• TASK DIRECTIONS:
In this exercise, return the whole listing exactly, excluding any images.
══ EXCERPTED RECORDS ══
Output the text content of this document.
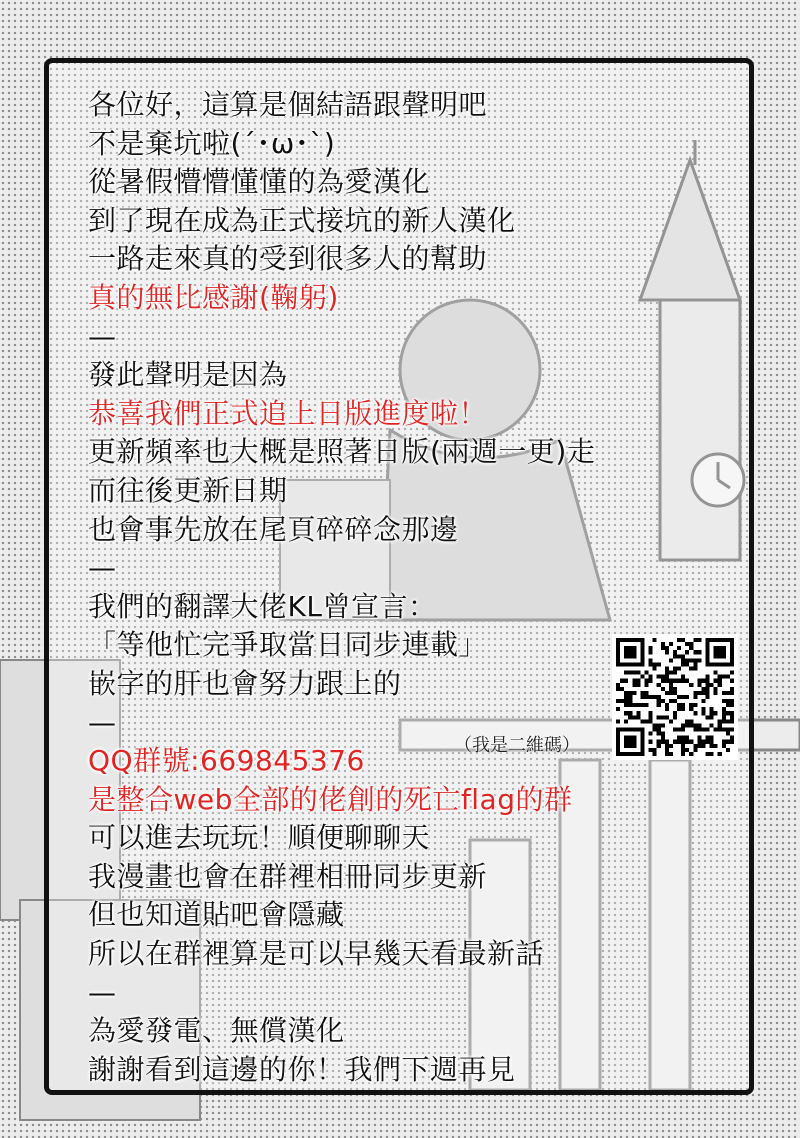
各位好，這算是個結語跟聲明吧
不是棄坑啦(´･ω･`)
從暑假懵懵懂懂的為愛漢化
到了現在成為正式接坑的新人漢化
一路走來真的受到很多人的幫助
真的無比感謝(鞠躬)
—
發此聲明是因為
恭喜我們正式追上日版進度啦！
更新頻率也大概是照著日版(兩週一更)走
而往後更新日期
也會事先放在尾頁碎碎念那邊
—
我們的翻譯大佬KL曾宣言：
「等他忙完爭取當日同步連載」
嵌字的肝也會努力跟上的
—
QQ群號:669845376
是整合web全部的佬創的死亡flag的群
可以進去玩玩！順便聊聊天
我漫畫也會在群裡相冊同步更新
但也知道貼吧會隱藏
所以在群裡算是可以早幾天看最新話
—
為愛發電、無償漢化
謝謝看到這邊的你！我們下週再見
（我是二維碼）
═══
• TASK RESULT:
Output the text content of this document.
各位好，這算是個結語跟聲明吧
不是棄坑啦(´･ω･`)
從暑假懵懵懂懂的為愛漢化
到了現在成為正式接坑的新人漢化
一路走來真的受到很多人的幫助
真的無比感謝(鞠躬)
—
發此聲明是因為
恭喜我們正式追上日版進度啦！
更新頻率也大概是照著日版(兩週一更)走
而往後更新日期
也會事先放在尾頁碎碎念那邊
—
我們的翻譯大佬KL曾宣言：
「等他忙完爭取當日同步連載」
嵌字的肝也會努力跟上的
—
QQ群號:669845376
是整合web全部的佬創的死亡flag的群
可以進去玩玩！順便聊聊天
我漫畫也會在群裡相冊同步更新
但也知道貼吧會隱藏
所以在群裡算是可以早幾天看最新話
—
為愛發電、無償漢化
謝謝看到這邊的你！我們下週再見
（我是二維碼）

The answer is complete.